» Set task:
Look through the listing below and report how many lines contain "page", as a bare number.

» Rows:
+-------+

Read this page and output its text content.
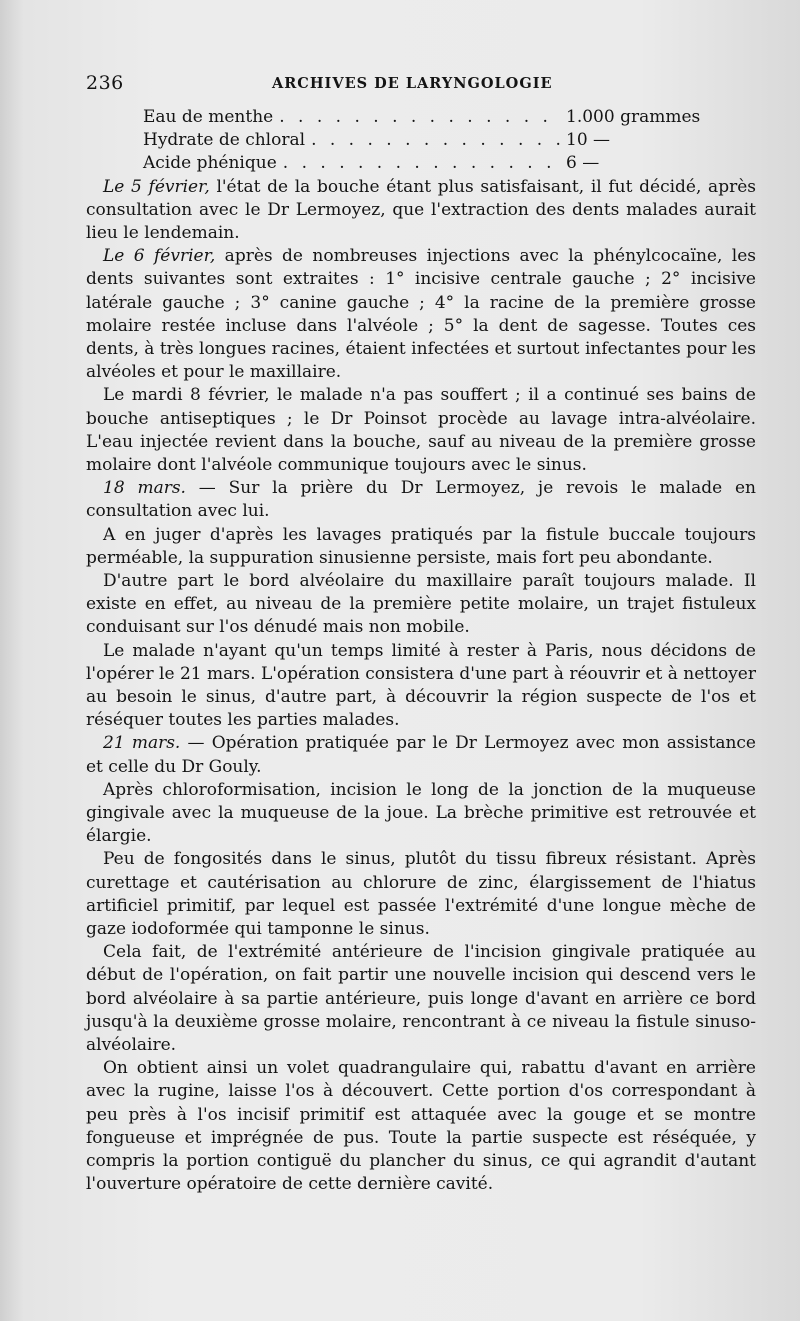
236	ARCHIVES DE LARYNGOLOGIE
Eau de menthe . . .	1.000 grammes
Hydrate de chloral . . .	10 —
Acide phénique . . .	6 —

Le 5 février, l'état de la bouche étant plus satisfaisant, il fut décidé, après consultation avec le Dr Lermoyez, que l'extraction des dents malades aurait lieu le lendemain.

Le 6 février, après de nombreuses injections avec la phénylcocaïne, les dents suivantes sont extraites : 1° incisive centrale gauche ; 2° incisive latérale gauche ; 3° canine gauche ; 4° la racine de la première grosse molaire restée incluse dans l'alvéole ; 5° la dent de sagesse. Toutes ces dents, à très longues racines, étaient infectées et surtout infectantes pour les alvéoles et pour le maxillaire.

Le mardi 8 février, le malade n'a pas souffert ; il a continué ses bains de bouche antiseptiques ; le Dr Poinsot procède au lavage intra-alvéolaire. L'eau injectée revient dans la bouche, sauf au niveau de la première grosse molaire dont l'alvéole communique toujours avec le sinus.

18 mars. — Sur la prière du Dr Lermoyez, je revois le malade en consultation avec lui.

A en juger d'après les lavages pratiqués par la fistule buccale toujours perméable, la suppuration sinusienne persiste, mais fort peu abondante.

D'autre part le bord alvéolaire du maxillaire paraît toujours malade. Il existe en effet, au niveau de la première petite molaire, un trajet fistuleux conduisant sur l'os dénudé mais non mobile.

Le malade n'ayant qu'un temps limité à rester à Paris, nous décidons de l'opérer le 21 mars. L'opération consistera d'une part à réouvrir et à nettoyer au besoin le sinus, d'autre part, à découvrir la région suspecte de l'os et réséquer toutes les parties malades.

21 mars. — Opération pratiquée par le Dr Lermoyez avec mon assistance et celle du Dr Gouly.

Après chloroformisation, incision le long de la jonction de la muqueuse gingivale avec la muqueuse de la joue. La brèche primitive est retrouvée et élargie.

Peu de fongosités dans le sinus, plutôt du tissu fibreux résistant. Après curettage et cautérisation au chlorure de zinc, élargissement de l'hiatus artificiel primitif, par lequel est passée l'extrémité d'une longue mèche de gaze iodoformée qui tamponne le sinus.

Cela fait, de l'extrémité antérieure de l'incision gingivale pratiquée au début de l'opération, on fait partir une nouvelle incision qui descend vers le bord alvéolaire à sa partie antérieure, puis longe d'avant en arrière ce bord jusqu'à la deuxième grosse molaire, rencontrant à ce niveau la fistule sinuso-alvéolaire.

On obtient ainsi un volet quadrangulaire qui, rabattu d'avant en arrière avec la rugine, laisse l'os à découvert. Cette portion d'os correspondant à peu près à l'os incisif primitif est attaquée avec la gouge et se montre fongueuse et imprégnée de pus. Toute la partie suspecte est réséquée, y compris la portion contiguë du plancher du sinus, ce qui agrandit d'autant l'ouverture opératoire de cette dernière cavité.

+-------+

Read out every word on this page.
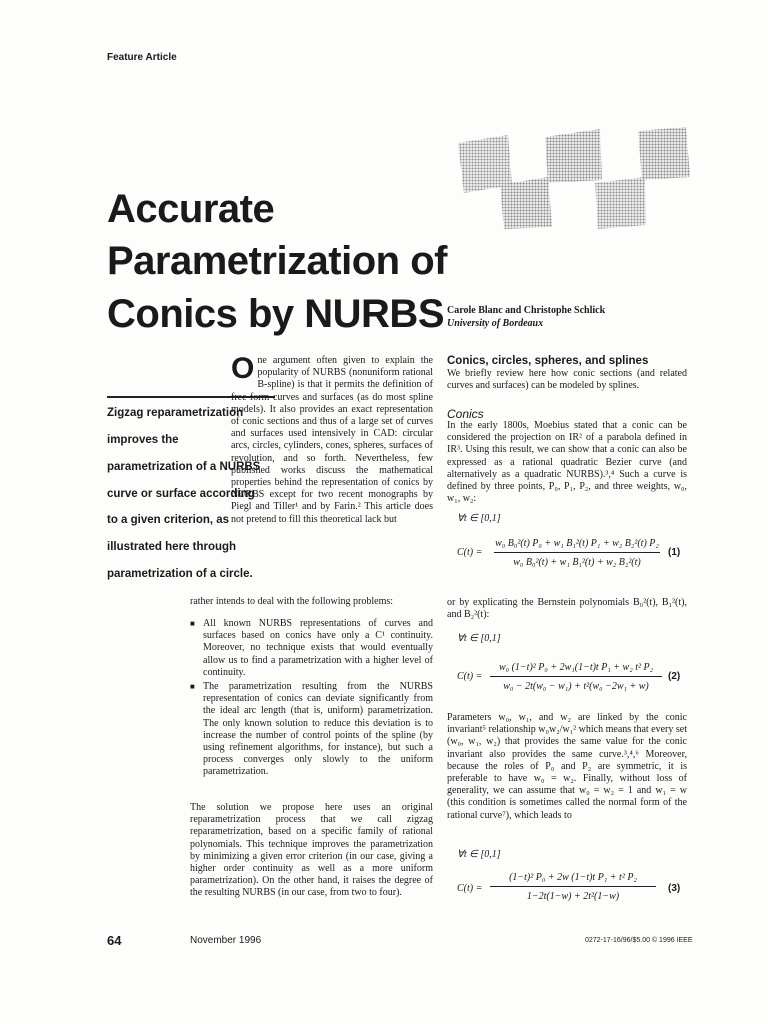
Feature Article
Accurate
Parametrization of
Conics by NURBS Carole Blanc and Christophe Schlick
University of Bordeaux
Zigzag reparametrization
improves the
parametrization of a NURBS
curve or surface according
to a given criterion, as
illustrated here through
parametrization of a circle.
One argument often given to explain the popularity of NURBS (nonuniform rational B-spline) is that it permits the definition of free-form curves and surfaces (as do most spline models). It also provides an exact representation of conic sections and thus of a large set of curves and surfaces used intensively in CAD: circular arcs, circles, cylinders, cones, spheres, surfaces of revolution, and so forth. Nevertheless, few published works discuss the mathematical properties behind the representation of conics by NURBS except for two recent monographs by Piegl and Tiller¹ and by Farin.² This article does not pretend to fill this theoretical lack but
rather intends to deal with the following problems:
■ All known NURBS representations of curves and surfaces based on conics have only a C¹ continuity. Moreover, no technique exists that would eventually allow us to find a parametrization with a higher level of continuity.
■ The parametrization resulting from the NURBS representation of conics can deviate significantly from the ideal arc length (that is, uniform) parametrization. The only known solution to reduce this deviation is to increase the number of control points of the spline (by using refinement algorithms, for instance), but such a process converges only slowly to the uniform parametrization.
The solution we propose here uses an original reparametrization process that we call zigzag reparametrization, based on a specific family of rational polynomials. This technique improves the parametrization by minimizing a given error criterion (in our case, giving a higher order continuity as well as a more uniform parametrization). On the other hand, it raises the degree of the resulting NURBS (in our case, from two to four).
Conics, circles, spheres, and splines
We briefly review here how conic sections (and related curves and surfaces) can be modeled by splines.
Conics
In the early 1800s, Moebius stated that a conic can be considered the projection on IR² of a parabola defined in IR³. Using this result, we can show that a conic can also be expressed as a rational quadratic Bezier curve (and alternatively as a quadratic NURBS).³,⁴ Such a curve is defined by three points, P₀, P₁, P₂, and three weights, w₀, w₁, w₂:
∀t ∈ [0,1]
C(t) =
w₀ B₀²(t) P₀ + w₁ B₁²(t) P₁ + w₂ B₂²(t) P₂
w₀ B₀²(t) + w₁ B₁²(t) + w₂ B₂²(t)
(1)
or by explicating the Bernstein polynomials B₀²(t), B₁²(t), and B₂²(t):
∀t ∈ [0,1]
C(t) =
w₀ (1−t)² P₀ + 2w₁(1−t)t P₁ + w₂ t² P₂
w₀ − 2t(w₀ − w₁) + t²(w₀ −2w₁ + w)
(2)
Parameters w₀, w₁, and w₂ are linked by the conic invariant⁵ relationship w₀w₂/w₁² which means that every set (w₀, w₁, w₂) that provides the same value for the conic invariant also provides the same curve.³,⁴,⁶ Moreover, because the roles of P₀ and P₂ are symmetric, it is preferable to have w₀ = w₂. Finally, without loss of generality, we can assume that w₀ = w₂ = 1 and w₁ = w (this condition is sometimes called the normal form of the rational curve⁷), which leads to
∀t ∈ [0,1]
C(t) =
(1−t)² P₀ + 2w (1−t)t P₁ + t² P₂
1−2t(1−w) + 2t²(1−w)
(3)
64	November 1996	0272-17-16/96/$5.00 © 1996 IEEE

+-------+

» Problem solution:
2